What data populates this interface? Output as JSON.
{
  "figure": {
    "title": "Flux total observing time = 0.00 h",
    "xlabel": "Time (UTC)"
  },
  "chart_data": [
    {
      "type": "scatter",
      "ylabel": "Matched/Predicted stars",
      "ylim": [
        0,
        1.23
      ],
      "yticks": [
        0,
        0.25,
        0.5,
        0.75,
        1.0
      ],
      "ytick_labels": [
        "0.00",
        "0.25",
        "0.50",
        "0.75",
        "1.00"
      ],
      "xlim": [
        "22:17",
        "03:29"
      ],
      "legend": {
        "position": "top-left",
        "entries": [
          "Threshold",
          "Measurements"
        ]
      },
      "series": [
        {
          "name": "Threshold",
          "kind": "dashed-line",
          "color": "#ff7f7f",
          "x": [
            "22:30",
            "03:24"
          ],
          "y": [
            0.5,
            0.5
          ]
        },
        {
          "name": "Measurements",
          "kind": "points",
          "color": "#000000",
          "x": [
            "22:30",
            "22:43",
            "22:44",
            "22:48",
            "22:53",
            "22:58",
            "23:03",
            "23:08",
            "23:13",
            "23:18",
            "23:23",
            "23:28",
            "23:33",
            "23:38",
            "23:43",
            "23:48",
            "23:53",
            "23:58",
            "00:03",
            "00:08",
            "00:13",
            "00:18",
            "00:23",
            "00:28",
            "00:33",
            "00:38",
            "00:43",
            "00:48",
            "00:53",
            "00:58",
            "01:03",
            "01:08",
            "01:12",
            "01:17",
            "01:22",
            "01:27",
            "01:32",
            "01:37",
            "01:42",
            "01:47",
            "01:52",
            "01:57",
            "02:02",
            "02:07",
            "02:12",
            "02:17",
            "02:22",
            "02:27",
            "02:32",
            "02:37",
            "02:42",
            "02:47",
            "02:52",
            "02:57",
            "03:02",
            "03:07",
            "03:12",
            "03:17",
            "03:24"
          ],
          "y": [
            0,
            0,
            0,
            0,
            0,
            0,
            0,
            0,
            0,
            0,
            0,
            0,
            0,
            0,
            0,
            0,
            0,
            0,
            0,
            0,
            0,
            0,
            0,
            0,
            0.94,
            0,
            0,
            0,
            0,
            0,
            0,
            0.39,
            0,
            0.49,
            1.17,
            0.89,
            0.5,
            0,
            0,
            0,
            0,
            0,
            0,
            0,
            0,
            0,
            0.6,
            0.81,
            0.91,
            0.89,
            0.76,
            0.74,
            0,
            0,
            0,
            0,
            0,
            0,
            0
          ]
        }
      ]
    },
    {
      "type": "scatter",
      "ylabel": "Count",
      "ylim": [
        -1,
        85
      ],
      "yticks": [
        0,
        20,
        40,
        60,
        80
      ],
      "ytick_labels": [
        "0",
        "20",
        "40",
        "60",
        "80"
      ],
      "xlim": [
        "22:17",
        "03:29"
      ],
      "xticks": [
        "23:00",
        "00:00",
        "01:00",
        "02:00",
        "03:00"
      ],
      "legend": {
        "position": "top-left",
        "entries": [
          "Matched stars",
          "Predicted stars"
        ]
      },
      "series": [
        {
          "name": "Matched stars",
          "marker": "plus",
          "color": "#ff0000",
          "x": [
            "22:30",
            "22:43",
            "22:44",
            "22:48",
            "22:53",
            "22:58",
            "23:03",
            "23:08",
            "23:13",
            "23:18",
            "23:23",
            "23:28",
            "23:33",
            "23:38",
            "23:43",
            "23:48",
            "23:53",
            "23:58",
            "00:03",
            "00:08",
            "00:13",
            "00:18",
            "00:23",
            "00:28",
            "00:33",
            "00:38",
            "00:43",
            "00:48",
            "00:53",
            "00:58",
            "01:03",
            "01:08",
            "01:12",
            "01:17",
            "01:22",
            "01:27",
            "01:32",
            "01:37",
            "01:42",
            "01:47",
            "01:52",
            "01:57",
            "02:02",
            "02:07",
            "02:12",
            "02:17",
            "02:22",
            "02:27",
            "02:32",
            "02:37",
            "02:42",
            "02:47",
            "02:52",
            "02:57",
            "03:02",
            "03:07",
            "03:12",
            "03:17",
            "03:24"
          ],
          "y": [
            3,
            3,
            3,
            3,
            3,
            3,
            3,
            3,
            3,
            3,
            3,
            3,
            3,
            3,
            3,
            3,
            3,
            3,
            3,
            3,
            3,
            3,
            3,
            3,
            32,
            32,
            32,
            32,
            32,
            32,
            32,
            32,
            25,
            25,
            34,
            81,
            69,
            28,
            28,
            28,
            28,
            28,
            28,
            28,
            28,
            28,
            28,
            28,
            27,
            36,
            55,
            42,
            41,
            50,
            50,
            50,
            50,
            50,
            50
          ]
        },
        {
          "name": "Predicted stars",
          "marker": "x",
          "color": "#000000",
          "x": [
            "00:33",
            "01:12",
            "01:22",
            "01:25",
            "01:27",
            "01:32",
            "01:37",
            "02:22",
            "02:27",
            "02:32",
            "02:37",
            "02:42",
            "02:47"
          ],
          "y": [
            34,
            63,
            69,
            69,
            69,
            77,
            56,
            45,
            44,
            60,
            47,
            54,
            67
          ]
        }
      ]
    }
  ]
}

▶ _Aim of the exercise_:
Reproduce the entries above in full by retyping them exactly.

▶ _Correct output_:
What data populates this interface? Output as JSON.
{
  "figure": {
    "title": "Flux total observing time = 0.00 h",
    "xlabel": "Time (UTC)"
  },
  "chart_data": [
    {
      "type": "scatter",
      "ylabel": "Matched/Predicted stars",
      "ylim": [
        0,
        1.23
      ],
      "yticks": [
        0,
        0.25,
        0.5,
        0.75,
        1.0
      ],
      "ytick_labels": [
        "0.00",
        "0.25",
        "0.50",
        "0.75",
        "1.00"
      ],
      "xlim": [
        "22:17",
        "03:29"
      ],
      "legend": {
        "position": "top-left",
        "entries": [
          "Threshold",
          "Measurements"
        ]
      },
      "series": [
        {
          "name": "Threshold",
          "kind": "dashed-line",
          "color": "#ff7f7f",
          "x": [
            "22:30",
            "03:24"
          ],
          "y": [
            0.5,
            0.5
          ]
        },
        {
          "name": "Measurements",
          "kind": "points",
          "color": "#000000",
          "x": [
            "22:30",
            "22:43",
            "22:44",
            "22:48",
            "22:53",
            "22:58",
            "23:03",
            "23:08",
            "23:13",
            "23:18",
            "23:23",
            "23:28",
            "23:33",
            "23:38",
            "23:43",
            "23:48",
            "23:53",
            "23:58",
            "00:03",
            "00:08",
            "00:13",
            "00:18",
            "00:23",
            "00:28",
            "00:33",
            "00:38",
            "00:43",
            "00:48",
            "00:53",
            "00:58",
            "01:03",
            "01:08",
            "01:12",
            "01:17",
            "01:22",
            "01:27",
            "01:32",
            "01:37",
            "01:42",
            "01:47",
            "01:52",
            "01:57",
            "02:02",
            "02:07",
            "02:12",
            "02:17",
            "02:22",
            "02:27",
            "02:32",
            "02:37",
            "02:42",
            "02:47",
            "02:52",
            "02:57",
            "03:02",
            "03:07",
            "03:12",
            "03:17",
            "03:24"
          ],
          "y": [
            0,
            0,
            0,
            0,
            0,
            0,
            0,
            0,
            0,
            0,
            0,
            0,
            0,
            0,
            0,
            0,
            0,
            0,
            0,
            0,
            0,
            0,
            0,
            0,
            0.94,
            0,
            0,
            0,
            0,
            0,
            0,
            0.39,
            0,
            0.49,
            1.17,
            0.89,
            0.5,
            0,
            0,
            0,
            0,
            0,
            0,
            0,
            0,
            0,
            0.6,
            0.81,
            0.91,
            0.89,
            0.76,
            0.74,
            0,
            0,
            0,
            0,
            0,
            0,
            0
          ]
        }
      ]
    },
    {
      "type": "scatter",
      "ylabel": "Count",
      "ylim": [
        -1,
        85
      ],
      "yticks": [
        0,
        20,
        40,
        60,
        80
      ],
      "ytick_labels": [
        "0",
        "20",
        "40",
        "60",
        "80"
      ],
      "xlim": [
        "22:17",
        "03:29"
      ],
      "xticks": [
        "23:00",
        "00:00",
        "01:00",
        "02:00",
        "03:00"
      ],
      "legend": {
        "position": "top-left",
        "entries": [
          "Matched stars",
          "Predicted stars"
        ]
      },
      "series": [
        {
          "name": "Matched stars",
          "marker": "plus",
          "color": "#ff0000",
          "x": [
            "22:30",
            "22:43",
            "22:44",
            "22:48",
            "22:53",
            "22:58",
            "23:03",
            "23:08",
            "23:13",
            "23:18",
            "23:23",
            "23:28",
            "23:33",
            "23:38",
            "23:43",
            "23:48",
            "23:53",
            "23:58",
            "00:03",
            "00:08",
            "00:13",
            "00:18",
            "00:23",
            "00:28",
            "00:33",
            "00:38",
            "00:43",
            "00:48",
            "00:53",
            "00:58",
            "01:03",
            "01:08",
            "01:12",
            "01:17",
            "01:22",
            "01:27",
            "01:32",
            "01:37",
            "01:42",
            "01:47",
            "01:52",
            "01:57",
            "02:02",
            "02:07",
            "02:12",
            "02:17",
            "02:22",
            "02:27",
            "02:32",
            "02:37",
            "02:42",
            "02:47",
            "02:52",
            "02:57",
            "03:02",
            "03:07",
            "03:12",
            "03:17",
            "03:24"
          ],
          "y": [
            3,
            3,
            3,
            3,
            3,
            3,
            3,
            3,
            3,
            3,
            3,
            3,
            3,
            3,
            3,
            3,
            3,
            3,
            3,
            3,
            3,
            3,
            3,
            3,
            32,
            32,
            32,
            32,
            32,
            32,
            32,
            32,
            25,
            25,
            34,
            81,
            69,
            28,
            28,
            28,
            28,
            28,
            28,
            28,
            28,
            28,
            28,
            28,
            27,
            36,
            55,
            42,
            41,
            50,
            50,
            50,
            50,
            50,
            50
          ]
        },
        {
          "name": "Predicted stars",
          "marker": "x",
          "color": "#000000",
          "x": [
            "00:33",
            "01:12",
            "01:22",
            "01:25",
            "01:27",
            "01:32",
            "01:37",
            "02:22",
            "02:27",
            "02:32",
            "02:37",
            "02:42",
            "02:47"
          ],
          "y": [
            34,
            63,
            69,
            69,
            69,
            77,
            56,
            45,
            44,
            60,
            47,
            54,
            67
          ]
        }
      ]
    }
  ]
}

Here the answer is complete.